Dataset rows
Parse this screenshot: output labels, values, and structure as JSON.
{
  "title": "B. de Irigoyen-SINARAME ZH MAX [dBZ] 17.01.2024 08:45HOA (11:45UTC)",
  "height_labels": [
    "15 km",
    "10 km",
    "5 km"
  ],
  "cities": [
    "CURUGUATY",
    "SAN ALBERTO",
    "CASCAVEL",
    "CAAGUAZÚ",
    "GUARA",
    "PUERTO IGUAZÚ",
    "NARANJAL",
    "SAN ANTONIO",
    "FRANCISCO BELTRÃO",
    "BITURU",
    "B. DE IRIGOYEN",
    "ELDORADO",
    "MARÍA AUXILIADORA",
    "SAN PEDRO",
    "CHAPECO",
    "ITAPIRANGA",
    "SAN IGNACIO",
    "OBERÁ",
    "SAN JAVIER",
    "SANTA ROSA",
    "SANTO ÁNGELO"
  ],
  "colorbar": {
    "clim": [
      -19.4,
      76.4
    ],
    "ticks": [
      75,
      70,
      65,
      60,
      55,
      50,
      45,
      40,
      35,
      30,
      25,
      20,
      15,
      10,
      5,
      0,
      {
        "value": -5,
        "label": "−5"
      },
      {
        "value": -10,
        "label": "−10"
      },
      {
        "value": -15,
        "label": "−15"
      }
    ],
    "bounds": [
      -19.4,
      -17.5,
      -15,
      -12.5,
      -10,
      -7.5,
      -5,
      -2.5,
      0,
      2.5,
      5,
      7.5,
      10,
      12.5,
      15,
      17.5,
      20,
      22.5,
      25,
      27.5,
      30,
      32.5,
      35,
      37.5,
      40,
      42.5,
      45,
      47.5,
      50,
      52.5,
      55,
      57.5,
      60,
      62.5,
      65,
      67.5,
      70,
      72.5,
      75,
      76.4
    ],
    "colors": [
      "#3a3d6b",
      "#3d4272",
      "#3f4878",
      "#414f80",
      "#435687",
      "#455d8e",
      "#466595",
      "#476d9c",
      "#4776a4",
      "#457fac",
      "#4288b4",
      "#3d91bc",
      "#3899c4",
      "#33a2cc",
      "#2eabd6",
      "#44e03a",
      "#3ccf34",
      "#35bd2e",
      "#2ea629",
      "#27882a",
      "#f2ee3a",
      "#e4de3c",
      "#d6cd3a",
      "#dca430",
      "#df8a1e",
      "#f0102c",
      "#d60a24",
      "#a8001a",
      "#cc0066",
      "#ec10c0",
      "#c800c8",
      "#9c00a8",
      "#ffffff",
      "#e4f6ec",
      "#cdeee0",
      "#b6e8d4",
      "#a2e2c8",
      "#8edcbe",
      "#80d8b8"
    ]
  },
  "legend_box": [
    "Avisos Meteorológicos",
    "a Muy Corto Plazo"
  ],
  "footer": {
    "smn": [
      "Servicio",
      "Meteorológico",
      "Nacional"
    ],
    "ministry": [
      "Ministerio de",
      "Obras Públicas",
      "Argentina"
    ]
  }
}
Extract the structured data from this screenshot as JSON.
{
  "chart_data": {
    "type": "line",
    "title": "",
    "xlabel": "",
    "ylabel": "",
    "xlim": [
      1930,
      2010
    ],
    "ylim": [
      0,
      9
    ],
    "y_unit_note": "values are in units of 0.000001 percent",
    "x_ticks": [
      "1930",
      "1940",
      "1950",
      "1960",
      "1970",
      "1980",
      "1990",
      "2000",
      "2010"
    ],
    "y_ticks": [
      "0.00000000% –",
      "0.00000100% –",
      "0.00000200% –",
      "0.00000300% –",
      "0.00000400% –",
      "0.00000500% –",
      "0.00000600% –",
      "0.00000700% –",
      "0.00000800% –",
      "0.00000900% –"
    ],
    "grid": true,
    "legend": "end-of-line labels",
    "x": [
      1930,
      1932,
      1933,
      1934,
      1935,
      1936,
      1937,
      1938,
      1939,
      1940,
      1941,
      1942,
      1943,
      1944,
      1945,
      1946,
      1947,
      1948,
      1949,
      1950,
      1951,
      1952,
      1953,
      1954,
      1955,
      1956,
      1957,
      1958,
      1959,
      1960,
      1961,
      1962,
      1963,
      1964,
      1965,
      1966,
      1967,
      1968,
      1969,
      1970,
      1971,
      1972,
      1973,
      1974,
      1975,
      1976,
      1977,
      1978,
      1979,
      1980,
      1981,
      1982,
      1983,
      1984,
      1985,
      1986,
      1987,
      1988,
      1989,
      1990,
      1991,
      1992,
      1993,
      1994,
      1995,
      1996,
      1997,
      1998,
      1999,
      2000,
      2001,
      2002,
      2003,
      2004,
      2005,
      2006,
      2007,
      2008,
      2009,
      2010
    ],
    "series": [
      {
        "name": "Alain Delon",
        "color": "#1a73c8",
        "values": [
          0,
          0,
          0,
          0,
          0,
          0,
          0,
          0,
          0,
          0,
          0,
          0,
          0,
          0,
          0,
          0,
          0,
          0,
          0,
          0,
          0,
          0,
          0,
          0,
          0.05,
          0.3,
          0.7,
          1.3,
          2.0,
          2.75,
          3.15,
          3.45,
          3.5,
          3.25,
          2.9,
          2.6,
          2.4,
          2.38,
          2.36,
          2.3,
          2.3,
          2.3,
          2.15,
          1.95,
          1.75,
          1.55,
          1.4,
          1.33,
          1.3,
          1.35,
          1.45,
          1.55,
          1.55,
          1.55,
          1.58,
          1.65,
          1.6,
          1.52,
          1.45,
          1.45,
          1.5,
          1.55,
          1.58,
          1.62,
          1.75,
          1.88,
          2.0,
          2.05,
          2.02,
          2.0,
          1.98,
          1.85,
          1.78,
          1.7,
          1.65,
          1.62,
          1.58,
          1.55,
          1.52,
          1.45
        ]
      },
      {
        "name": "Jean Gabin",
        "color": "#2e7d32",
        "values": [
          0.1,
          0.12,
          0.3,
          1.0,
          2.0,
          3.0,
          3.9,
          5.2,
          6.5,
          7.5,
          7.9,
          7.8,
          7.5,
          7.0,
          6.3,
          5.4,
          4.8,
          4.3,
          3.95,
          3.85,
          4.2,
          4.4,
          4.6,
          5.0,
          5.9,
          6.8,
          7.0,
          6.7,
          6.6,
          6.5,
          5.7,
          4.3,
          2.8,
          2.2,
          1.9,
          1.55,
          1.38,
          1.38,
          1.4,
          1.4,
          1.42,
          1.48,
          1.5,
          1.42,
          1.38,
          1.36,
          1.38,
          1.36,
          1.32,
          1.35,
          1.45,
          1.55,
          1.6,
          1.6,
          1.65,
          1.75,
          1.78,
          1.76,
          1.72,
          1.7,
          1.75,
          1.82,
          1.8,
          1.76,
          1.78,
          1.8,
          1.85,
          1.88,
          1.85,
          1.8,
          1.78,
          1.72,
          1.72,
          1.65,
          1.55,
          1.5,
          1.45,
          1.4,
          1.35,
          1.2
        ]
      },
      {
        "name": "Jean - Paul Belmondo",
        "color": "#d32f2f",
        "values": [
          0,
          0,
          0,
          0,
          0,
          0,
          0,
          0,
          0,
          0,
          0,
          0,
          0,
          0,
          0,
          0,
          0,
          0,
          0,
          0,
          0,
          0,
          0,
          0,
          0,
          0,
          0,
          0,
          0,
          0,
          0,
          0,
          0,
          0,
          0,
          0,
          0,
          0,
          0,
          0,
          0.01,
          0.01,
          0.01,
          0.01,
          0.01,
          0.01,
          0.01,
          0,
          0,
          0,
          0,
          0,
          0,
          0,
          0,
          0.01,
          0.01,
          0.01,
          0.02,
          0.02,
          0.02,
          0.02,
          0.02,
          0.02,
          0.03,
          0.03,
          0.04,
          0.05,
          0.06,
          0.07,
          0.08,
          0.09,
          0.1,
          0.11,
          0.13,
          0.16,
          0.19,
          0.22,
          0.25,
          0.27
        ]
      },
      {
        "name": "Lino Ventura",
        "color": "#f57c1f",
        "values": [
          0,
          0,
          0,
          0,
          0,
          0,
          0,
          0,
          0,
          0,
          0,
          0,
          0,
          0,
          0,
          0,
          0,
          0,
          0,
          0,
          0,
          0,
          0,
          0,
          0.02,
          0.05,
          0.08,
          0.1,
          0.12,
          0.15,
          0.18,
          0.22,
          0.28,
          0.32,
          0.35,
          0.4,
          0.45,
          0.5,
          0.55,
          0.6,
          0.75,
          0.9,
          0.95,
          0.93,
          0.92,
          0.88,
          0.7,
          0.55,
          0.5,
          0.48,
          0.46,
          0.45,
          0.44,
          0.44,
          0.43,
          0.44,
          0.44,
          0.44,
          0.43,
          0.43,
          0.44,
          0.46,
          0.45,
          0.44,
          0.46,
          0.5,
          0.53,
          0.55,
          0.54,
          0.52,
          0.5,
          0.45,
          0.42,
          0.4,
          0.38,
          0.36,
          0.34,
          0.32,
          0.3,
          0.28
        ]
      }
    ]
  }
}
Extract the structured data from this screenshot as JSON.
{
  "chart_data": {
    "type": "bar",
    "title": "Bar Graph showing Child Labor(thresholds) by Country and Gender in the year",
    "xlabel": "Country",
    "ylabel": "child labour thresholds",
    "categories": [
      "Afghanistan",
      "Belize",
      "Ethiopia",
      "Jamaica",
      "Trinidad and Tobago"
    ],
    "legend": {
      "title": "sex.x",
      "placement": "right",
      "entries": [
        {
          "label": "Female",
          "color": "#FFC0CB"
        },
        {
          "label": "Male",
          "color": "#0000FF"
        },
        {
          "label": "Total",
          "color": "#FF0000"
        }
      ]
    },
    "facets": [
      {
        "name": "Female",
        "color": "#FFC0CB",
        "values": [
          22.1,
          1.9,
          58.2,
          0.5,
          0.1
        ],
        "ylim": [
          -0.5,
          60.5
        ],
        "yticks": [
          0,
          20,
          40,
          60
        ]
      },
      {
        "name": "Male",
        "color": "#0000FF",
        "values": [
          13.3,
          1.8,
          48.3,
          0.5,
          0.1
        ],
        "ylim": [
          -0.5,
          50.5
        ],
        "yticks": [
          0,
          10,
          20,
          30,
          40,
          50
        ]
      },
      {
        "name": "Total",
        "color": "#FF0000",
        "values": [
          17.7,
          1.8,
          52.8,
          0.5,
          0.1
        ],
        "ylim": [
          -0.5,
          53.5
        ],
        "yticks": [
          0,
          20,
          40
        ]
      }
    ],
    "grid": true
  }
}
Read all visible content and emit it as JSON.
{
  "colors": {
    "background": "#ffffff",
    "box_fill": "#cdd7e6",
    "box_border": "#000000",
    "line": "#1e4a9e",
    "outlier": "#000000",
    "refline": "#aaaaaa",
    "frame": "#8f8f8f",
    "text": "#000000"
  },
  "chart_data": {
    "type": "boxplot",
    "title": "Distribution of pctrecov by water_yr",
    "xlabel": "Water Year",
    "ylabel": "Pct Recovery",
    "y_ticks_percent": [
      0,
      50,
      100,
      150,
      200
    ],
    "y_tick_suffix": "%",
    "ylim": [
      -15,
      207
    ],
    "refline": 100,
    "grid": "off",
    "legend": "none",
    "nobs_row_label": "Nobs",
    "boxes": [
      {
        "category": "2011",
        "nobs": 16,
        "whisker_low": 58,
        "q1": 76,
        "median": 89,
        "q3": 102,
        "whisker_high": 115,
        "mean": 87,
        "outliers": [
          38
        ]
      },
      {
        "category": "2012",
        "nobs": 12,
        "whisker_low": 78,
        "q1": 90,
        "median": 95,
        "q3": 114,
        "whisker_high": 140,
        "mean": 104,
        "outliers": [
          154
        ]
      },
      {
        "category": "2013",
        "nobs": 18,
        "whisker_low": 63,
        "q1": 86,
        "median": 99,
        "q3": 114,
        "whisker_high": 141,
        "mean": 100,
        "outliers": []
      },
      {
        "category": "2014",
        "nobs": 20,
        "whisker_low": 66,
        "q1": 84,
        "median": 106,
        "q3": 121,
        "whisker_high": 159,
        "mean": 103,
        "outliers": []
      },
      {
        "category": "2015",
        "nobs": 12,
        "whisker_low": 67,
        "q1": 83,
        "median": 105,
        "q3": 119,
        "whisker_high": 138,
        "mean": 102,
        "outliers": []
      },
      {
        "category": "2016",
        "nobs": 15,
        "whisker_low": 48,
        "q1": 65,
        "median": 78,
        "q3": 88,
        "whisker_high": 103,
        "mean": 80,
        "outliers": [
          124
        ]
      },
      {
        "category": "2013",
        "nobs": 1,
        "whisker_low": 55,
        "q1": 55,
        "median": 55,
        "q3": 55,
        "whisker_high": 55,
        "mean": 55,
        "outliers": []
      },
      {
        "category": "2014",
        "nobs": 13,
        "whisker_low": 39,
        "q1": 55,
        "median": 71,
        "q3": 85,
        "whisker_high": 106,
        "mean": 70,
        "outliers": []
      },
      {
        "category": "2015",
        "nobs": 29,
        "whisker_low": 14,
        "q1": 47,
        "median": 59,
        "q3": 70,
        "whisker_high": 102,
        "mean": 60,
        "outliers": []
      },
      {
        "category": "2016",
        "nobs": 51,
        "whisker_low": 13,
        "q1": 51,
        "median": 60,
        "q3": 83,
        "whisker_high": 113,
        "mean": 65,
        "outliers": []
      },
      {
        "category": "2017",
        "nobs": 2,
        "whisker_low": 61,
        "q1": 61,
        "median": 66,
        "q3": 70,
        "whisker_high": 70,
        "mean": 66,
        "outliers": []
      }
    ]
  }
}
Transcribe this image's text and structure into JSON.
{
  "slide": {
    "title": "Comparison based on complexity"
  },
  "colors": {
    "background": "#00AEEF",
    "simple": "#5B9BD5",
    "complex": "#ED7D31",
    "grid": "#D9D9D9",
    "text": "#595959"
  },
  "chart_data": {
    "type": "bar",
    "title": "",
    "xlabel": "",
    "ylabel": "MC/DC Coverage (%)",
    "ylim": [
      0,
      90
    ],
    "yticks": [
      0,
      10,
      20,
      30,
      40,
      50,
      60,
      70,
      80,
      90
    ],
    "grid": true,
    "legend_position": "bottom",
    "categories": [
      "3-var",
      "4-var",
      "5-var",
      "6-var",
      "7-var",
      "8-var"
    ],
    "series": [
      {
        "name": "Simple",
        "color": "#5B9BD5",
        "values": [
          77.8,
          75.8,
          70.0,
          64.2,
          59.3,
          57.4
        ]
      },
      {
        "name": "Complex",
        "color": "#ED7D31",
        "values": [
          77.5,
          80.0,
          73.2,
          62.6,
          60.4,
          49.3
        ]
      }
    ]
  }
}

**DIRECTIONS FOR THIS TASK**
Identify each line holding the string "ylabel", and copy it out.

**RESULT BELOW**
    "ylabel": "",
    "ylabel": "child labour thresholds",
    "ylabel": "Pct Recovery",
    "ylabel": "MC/DC Coverage (%)",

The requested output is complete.